__What needs to be done__. Reproduce verbatim the passage of the text on Toronto business conditions from "The good news" to "growth over the next 12 months.".

__Passage to read__.
With uncertainty around a possible recession in the new year, it’s not surprising that more than half of businesses and organizations in the Toronto region indicated that rising inflation and the rising cost of inputs as their biggest business concerns. In fact, in the next three months, 57.6 per cent of Toronto businesses are likely (very likely or somewhat likely) to pass on increased costs of doing business to customers.   

Inflation, coupled with an increasingly tight labour market, also has a medium to large impact when setting wages and salaries, and it’s making it difficult for businesses to adopt technologies that are essential for remaining competitive – 68 per cent do not plan on incorporating new technologies over the next 12 months. For those companies that will, the top technologies are cloud computing (17.8 per cent), security software tools (17.1 per cent), and collaboration tools (15.7 per cent).  

The good news is that, despite the rising costs of debt and resources, and the spectre of a recession, 69.8 per cent of Toronto businesses remain optimistic about their future growth over the next 12 months.  

As for how the post-lockdown return to work is going, it’s a mixed bag, with 53.2 per cent anticipating working onsite, 9.6 per cent fully remote, and 37.2 per cent in a hybrid environment over the next three months.

__Supplied data__.
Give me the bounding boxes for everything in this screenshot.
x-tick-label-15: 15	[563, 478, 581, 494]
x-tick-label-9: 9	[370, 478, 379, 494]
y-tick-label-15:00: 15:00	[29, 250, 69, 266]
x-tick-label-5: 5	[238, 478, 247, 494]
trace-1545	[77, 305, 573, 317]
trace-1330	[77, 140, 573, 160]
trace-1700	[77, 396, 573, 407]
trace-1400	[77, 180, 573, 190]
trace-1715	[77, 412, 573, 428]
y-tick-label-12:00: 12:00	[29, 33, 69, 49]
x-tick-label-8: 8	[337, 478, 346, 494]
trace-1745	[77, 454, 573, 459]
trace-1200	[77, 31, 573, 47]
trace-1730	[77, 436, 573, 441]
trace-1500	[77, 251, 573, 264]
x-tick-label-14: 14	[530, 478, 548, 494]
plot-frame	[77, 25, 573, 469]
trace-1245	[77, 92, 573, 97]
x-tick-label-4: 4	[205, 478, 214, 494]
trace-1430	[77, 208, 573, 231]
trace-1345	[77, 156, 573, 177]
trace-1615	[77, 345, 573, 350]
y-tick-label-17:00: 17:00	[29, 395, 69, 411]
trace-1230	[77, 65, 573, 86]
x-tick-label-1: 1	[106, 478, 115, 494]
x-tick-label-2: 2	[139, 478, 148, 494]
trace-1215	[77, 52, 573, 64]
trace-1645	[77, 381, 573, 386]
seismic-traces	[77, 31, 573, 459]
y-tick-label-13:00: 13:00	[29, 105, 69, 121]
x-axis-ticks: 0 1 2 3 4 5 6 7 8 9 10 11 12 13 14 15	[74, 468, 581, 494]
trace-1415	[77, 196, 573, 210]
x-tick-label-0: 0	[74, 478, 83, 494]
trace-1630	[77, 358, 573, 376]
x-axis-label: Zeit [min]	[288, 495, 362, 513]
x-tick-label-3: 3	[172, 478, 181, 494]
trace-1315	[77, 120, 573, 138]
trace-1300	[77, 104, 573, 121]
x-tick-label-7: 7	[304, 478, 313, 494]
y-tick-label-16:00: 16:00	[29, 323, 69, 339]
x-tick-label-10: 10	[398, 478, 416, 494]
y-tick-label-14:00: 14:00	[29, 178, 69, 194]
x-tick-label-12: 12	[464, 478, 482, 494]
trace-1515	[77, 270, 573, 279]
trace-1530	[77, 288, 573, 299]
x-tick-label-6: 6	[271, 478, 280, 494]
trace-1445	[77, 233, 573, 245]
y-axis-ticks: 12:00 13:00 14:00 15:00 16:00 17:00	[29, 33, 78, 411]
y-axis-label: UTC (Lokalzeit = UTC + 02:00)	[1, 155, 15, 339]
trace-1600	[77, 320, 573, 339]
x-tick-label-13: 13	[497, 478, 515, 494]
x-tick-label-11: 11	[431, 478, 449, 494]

__Exercise output__.
The good news is that, despite the rising costs of debt and resources, and the spectre of a recession, 69.8 per cent of Toronto businesses remain optimistic about their future growth over the next 12 months.